All of the listing below must be repeated word for word. Pictures are the only thing to omit.

### TASK INPUT
▬▬▬▬▬▬

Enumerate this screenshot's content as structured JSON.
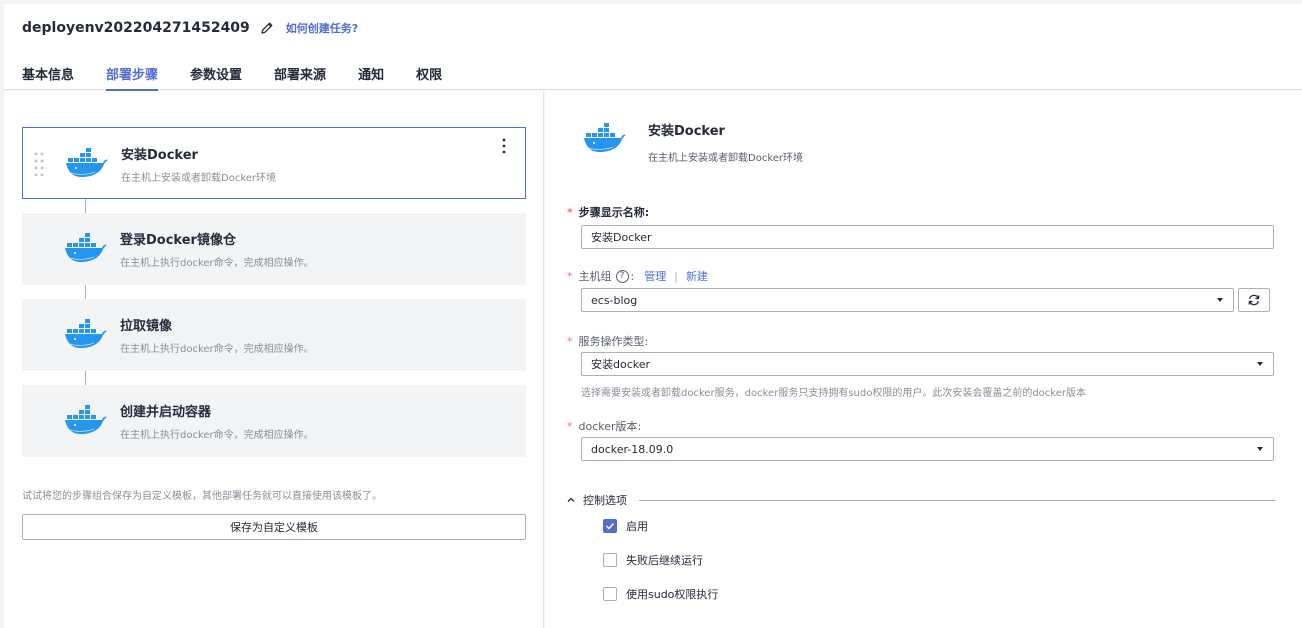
{
  "header": {
    "task_name": "deployenv202204271452409",
    "help_link": "如何创建任务?",
    "tabs": [
      {
        "label": "基本信息",
        "active": false
      },
      {
        "label": "部署步骤",
        "active": true
      },
      {
        "label": "参数设置",
        "active": false
      },
      {
        "label": "部署来源",
        "active": false
      },
      {
        "label": "通知",
        "active": false
      },
      {
        "label": "权限",
        "active": false
      }
    ]
  },
  "steps": [
    {
      "title": "安装Docker",
      "desc": "在主机上安装或者卸载Docker环境",
      "selected": true
    },
    {
      "title": "登录Docker镜像仓",
      "desc": "在主机上执行docker命令，完成相应操作。",
      "selected": false
    },
    {
      "title": "拉取镜像",
      "desc": "在主机上执行docker命令，完成相应操作。",
      "selected": false
    },
    {
      "title": "创建并启动容器",
      "desc": "在主机上执行docker命令，完成相应操作。",
      "selected": false
    }
  ],
  "left_footer": {
    "tip": "试试将您的步骤组合保存为自定义模板，其他部署任务就可以直接使用该模板了。",
    "save_template_label": "保存为自定义模板"
  },
  "detail": {
    "title": "安装Docker",
    "desc": "在主机上安装或者卸载Docker环境",
    "step_name": {
      "label": "步骤显示名称:",
      "value": "安装Docker"
    },
    "host_group": {
      "label": "主机组",
      "qmark": "?",
      "colon": ":",
      "manage": "管理",
      "separator": "|",
      "create": "新建",
      "value": "ecs-blog"
    },
    "operation_type": {
      "label": "服务操作类型:",
      "value": "安装docker",
      "hint": "选择需要安装或者卸载docker服务，docker服务只支持拥有sudo权限的用户。此次安装会覆盖之前的docker版本"
    },
    "docker_version": {
      "label": "docker版本:",
      "value": "docker-18.09.0"
    },
    "required_mark": "*",
    "control_options": {
      "title": "控制选项",
      "options": [
        {
          "label": "启用",
          "checked": true
        },
        {
          "label": "失败后继续运行",
          "checked": false
        },
        {
          "label": "使用sudo权限执行",
          "checked": false
        }
      ]
    }
  },
  "colors": {
    "accent": "#526ecc",
    "required": "#f66f6a",
    "docker_blue": "#2496ed"
  },
  "icons": {
    "edit": "pencil-icon",
    "step": "docker-whale-icon",
    "refresh": "refresh-icon",
    "more": "more-vertical-icon",
    "drag": "drag-handle-icon",
    "collapse": "chevron-up-icon",
    "check": "check-icon"
  }
}
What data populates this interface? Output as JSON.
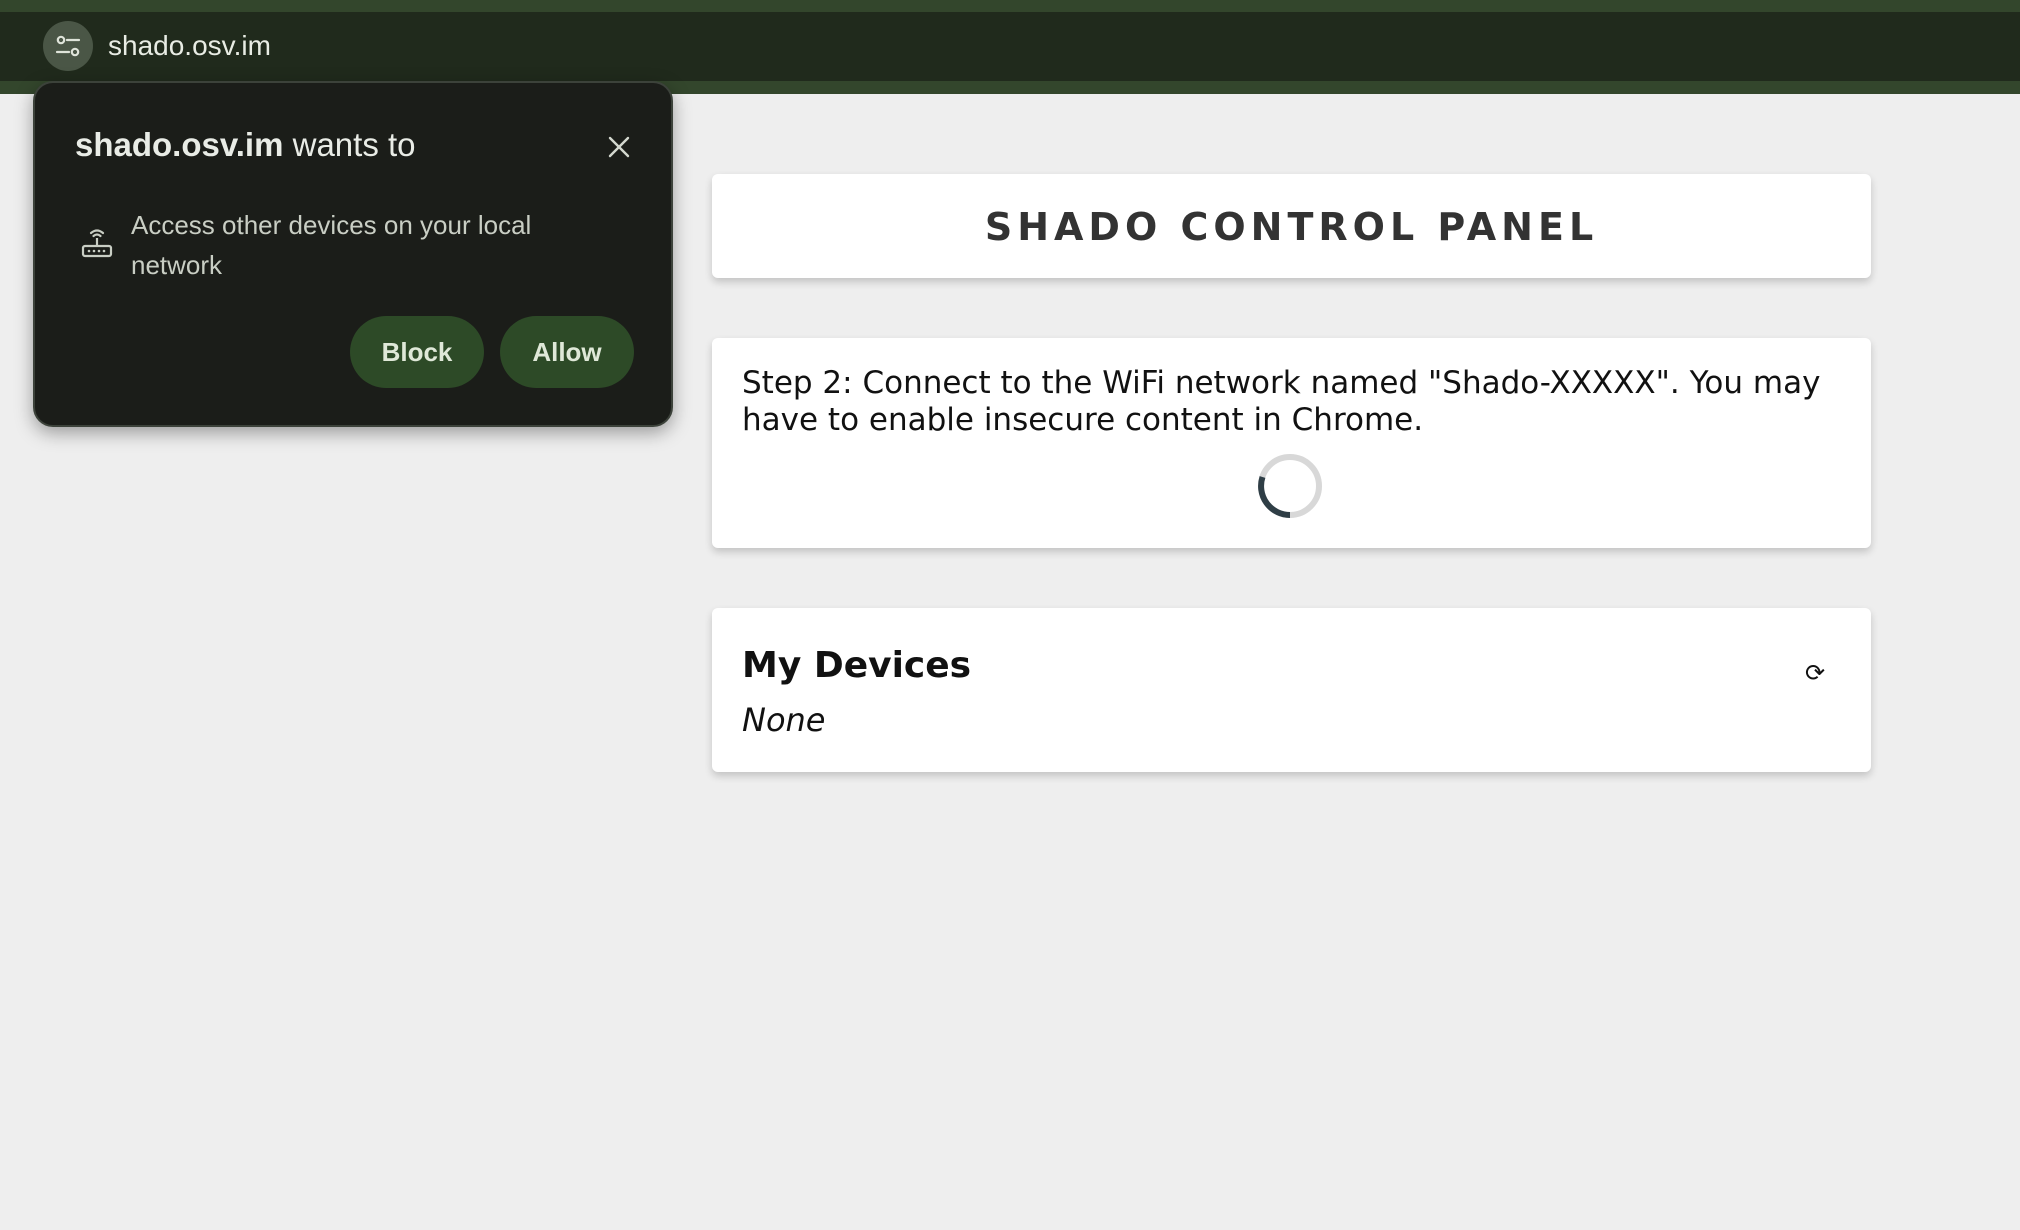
{
  "browser": {
    "url": "shado.osv.im",
    "site_info_icon": "tune-icon"
  },
  "permission_popup": {
    "site": "shado.osv.im",
    "title_suffix": " wants to",
    "permission_text": "Access other devices on your local network",
    "permission_icon": "router-icon",
    "block_label": "Block",
    "allow_label": "Allow",
    "close_icon": "close-icon"
  },
  "page": {
    "title": "SHADO CONTROL PANEL",
    "step_text": "Step 2: Connect to the WiFi network named \"Shado-XXXXX\". You may have to enable insecure content in Chrome.",
    "devices_heading": "My Devices",
    "devices_empty": "None",
    "refresh_glyph": "⟳"
  },
  "colors": {
    "page_background": "#eeeeee",
    "toolbar": "#202a1c",
    "popup_background": "#1b1d19",
    "popup_button": "#2d4a27"
  }
}
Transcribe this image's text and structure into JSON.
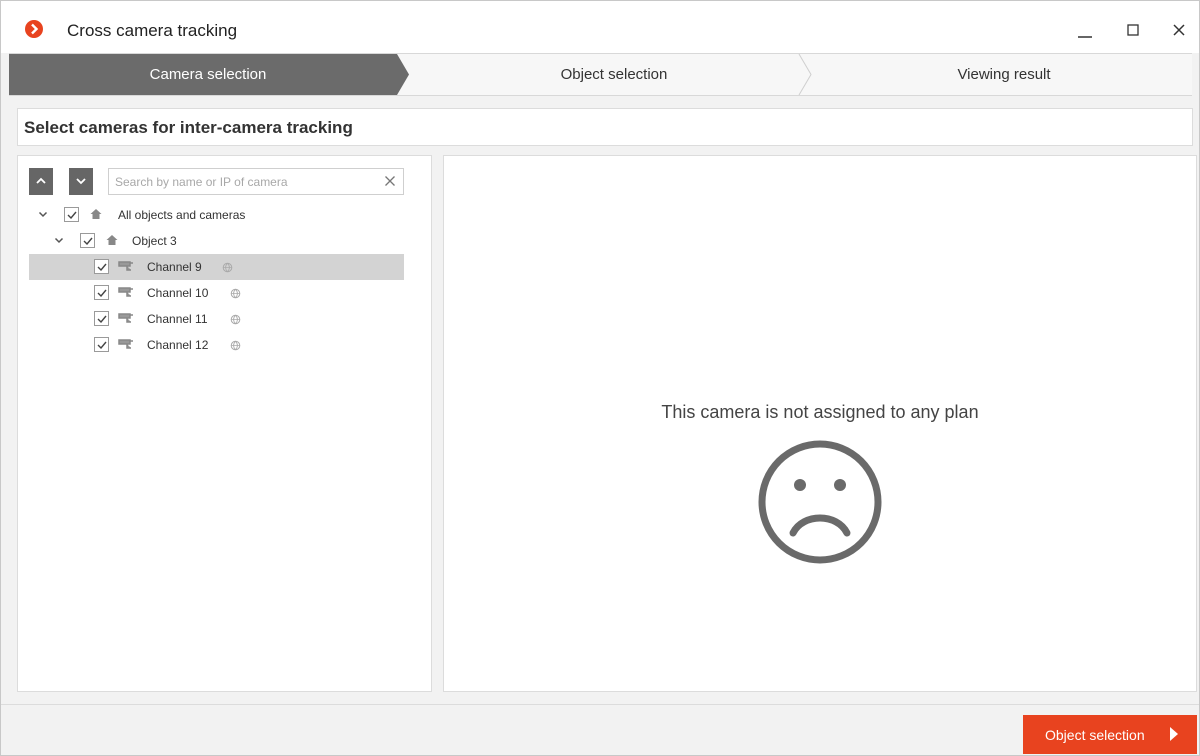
{
  "window": {
    "title": "Cross camera tracking",
    "accent_color": "#e8431f"
  },
  "steps": [
    {
      "label": "Camera selection",
      "active": true
    },
    {
      "label": "Object selection",
      "active": false
    },
    {
      "label": "Viewing result",
      "active": false
    }
  ],
  "heading": "Select cameras for inter-camera tracking",
  "search": {
    "placeholder": "Search by name or IP of camera",
    "value": ""
  },
  "tree": {
    "root": {
      "label": "All objects and cameras",
      "checked": true,
      "expanded": true
    },
    "object": {
      "label": "Object 3",
      "checked": true,
      "expanded": true
    },
    "channels": [
      {
        "label": "Channel 9",
        "checked": true,
        "selected": true
      },
      {
        "label": "Channel 10",
        "checked": true,
        "selected": false
      },
      {
        "label": "Channel 11",
        "checked": true,
        "selected": false
      },
      {
        "label": "Channel 12",
        "checked": true,
        "selected": false
      }
    ]
  },
  "plan_view": {
    "message": "This camera is not assigned to any plan",
    "icon": "sad-face-icon"
  },
  "footer": {
    "next_label": "Object selection"
  }
}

▬▬▬▬▬▬

### RESULT OF THE EXERCISE
Enumerate this screenshot's content as structured JSON.
{
  "header": {
    "task_name": "deployenv202204271452409",
    "help_link": "如何创建任务?",
    "tabs": [
      {
        "label": "基本信息",
        "active": false
      },
      {
        "label": "部署步骤",
        "active": true
      },
      {
        "label": "参数设置",
        "active": false
      },
      {
        "label": "部署来源",
        "active": false
      },
      {
        "label": "通知",
        "active": false
      },
      {
        "label": "权限",
        "active": false
      }
    ]
  },
  "steps": [
    {
      "title": "安装Docker",
      "desc": "在主机上安装或者卸载Docker环境",
      "selected": true
    },
    {
      "title": "登录Docker镜像仓",
      "desc": "在主机上执行docker命令，完成相应操作。",
      "selected": false
    },
    {
      "title": "拉取镜像",
      "desc": "在主机上执行docker命令，完成相应操作。",
      "selected": false
    },
    {
      "title": "创建并启动容器",
      "desc": "在主机上执行docker命令，完成相应操作。",
      "selected": false
    }
  ],
  "left_footer": {
    "tip": "试试将您的步骤组合保存为自定义模板，其他部署任务就可以直接使用该模板了。",
    "save_template_label": "保存为自定义模板"
  },
  "detail": {
    "title": "安装Docker",
    "desc": "在主机上安装或者卸载Docker环境",
    "step_name": {
      "label": "步骤显示名称:",
      "value": "安装Docker"
    },
    "host_group": {
      "label": "主机组",
      "qmark": "?",
      "colon": ":",
      "manage": "管理",
      "separator": "|",
      "create": "新建",
      "value": "ecs-blog"
    },
    "operation_type": {
      "label": "服务操作类型:",
      "value": "安装docker",
      "hint": "选择需要安装或者卸载docker服务，docker服务只支持拥有sudo权限的用户。此次安装会覆盖之前的docker版本"
    },
    "docker_version": {
      "label": "docker版本:",
      "value": "docker-18.09.0"
    },
    "required_mark": "*",
    "control_options": {
      "title": "控制选项",
      "options": [
        {
          "label": "启用",
          "checked": true
        },
        {
          "label": "失败后继续运行",
          "checked": false
        },
        {
          "label": "使用sudo权限执行",
          "checked": false
        }
      ]
    }
  },
  "colors": {
    "accent": "#526ecc",
    "required": "#f66f6a",
    "docker_blue": "#2496ed"
  },
  "icons": {
    "edit": "pencil-icon",
    "step": "docker-whale-icon",
    "refresh": "refresh-icon",
    "more": "more-vertical-icon",
    "drag": "drag-handle-icon",
    "collapse": "chevron-up-icon",
    "check": "check-icon"
  }
}
What data populates this interface? Output as JSON.
{
  "browser": {
    "url": "shado.osv.im",
    "site_info_icon": "tune-icon"
  },
  "permission_popup": {
    "site": "shado.osv.im",
    "title_suffix": " wants to",
    "permission_text": "Access other devices on your local network",
    "permission_icon": "router-icon",
    "block_label": "Block",
    "allow_label": "Allow",
    "close_icon": "close-icon"
  },
  "page": {
    "title": "SHADO CONTROL PANEL",
    "step_text": "Step 2: Connect to the WiFi network named \"Shado-XXXXX\". You may have to enable insecure content in Chrome.",
    "devices_heading": "My Devices",
    "devices_empty": "None",
    "refresh_glyph": "⟳"
  },
  "colors": {
    "page_background": "#eeeeee",
    "toolbar": "#202a1c",
    "popup_background": "#1b1d19",
    "popup_button": "#2d4a27"
  }
}
Transcribe this image's text and structure into JSON.
{
  "window": {
    "title": "Cross camera tracking",
    "accent_color": "#e8431f"
  },
  "steps": [
    {
      "label": "Camera selection",
      "active": true
    },
    {
      "label": "Object selection",
      "active": false
    },
    {
      "label": "Viewing result",
      "active": false
    }
  ],
  "heading": "Select cameras for inter-camera tracking",
  "search": {
    "placeholder": "Search by name or IP of camera",
    "value": ""
  },
  "tree": {
    "root": {
      "label": "All objects and cameras",
      "checked": true,
      "expanded": true
    },
    "object": {
      "label": "Object 3",
      "checked": true,
      "expanded": true
    },
    "channels": [
      {
        "label": "Channel 9",
        "checked": true,
        "selected": true
      },
      {
        "label": "Channel 10",
        "checked": true,
        "selected": false
      },
      {
        "label": "Channel 11",
        "checked": true,
        "selected": false
      },
      {
        "label": "Channel 12",
        "checked": true,
        "selected": false
      }
    ]
  },
  "plan_view": {
    "message": "This camera is not assigned to any plan",
    "icon": "sad-face-icon"
  },
  "footer": {
    "next_label": "Object selection"
  }
}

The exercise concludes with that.